**Stated goal**
From the records, pick out and copy each line containing "SPEX".

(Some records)
'''
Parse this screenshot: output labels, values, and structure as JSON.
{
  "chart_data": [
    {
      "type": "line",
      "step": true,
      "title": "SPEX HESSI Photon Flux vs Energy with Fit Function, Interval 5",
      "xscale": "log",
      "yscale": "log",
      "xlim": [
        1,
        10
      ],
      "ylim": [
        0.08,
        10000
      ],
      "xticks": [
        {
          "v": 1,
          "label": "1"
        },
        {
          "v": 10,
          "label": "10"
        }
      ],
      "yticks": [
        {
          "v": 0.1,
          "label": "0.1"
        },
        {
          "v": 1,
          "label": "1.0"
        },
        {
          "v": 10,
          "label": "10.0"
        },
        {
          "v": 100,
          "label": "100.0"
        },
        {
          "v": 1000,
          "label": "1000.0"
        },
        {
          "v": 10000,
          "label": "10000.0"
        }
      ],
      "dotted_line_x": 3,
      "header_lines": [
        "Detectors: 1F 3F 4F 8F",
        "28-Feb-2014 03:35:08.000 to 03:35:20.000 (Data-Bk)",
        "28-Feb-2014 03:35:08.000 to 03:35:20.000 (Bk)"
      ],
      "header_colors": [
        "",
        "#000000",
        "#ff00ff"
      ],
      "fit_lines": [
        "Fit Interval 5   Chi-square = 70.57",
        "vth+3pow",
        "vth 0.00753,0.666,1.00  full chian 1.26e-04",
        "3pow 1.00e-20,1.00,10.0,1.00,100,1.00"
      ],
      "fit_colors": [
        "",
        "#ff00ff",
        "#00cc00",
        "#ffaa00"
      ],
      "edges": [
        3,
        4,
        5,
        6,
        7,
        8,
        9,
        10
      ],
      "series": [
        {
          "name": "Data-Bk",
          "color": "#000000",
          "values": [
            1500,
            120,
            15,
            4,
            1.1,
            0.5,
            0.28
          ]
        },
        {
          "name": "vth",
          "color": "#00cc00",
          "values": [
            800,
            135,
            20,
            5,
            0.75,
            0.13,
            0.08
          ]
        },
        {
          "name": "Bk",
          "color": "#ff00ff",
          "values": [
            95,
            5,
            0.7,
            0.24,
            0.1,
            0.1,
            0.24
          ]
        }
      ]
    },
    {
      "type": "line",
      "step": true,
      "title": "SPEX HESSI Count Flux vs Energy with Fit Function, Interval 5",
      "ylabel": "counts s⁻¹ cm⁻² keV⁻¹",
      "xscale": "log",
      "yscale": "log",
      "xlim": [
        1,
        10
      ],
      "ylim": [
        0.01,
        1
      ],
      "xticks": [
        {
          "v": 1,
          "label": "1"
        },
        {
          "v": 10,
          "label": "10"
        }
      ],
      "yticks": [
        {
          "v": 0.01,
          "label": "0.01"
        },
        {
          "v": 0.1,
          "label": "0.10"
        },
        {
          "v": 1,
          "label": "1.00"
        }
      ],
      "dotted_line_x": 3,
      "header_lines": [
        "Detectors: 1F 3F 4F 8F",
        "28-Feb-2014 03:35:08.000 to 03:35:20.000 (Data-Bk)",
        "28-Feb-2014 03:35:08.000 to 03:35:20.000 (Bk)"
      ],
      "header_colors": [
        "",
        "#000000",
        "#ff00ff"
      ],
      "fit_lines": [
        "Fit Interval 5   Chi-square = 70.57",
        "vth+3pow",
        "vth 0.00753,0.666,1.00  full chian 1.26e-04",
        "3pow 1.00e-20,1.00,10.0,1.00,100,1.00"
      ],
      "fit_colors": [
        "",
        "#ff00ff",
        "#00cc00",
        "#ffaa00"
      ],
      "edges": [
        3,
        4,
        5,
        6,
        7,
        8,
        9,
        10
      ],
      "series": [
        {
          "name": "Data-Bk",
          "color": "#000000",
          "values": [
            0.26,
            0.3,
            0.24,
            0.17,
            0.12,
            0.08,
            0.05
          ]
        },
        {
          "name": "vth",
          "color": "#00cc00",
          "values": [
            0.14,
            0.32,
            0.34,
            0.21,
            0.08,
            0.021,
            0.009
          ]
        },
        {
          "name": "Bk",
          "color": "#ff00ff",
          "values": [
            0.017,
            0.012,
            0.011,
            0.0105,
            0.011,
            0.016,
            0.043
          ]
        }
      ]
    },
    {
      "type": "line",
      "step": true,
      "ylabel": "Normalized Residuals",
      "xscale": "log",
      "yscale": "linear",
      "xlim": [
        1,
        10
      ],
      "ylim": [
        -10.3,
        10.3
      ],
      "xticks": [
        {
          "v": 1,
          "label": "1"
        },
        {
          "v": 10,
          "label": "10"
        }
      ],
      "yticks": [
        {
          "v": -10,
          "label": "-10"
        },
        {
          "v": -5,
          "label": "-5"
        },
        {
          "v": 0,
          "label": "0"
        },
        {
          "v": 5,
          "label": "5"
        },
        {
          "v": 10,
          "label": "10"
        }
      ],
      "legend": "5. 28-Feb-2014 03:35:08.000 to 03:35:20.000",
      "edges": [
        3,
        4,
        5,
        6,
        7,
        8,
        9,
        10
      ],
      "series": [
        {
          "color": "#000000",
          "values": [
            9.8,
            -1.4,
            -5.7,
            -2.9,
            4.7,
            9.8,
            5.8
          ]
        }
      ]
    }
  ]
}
'''
'''
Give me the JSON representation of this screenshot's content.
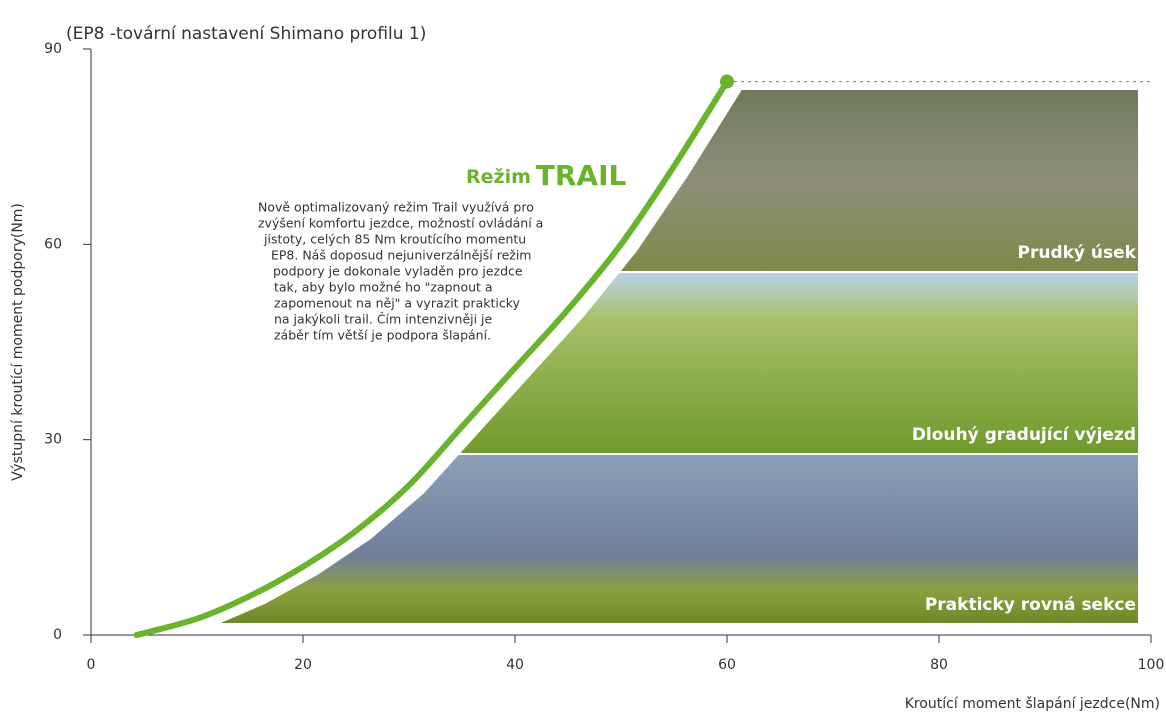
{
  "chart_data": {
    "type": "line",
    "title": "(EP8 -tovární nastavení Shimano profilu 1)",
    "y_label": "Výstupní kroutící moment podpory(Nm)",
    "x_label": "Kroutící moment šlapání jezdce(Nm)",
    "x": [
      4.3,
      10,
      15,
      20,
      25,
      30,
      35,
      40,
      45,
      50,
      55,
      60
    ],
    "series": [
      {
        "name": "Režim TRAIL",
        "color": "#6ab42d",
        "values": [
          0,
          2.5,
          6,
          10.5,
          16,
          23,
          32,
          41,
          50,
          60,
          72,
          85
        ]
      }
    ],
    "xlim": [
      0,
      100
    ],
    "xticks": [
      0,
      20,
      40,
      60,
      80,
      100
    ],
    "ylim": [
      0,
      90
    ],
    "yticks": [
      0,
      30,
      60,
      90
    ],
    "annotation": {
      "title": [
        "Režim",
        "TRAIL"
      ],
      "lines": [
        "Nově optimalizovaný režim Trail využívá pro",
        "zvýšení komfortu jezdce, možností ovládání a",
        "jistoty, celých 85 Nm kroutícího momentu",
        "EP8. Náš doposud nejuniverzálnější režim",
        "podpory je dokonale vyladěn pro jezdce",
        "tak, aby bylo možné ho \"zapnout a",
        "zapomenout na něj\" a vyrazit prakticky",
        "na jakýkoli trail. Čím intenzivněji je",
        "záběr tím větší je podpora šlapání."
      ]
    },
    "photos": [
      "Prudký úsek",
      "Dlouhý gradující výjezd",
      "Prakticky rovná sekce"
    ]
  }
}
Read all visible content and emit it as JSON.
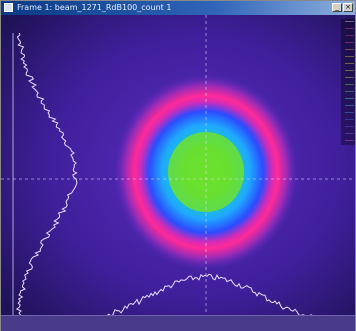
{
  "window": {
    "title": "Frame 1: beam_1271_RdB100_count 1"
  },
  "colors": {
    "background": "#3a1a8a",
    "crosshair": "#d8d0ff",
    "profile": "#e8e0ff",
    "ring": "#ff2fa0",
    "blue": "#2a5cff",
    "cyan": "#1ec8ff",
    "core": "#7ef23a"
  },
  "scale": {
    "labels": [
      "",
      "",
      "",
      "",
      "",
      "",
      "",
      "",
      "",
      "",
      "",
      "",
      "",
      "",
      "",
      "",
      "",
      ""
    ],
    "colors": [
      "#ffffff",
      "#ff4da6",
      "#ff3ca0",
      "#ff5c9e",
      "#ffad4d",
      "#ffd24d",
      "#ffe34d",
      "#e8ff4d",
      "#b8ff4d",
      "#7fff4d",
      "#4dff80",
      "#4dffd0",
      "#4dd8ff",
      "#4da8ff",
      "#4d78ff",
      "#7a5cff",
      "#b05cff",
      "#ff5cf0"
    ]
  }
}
'''
**Task solution**
      "title": "SPEX HESSI Photon Flux vs Energy with Fit Function, Interval 5",
      "title": "SPEX HESSI Count Flux vs Energy with Fit Function, Interval 5",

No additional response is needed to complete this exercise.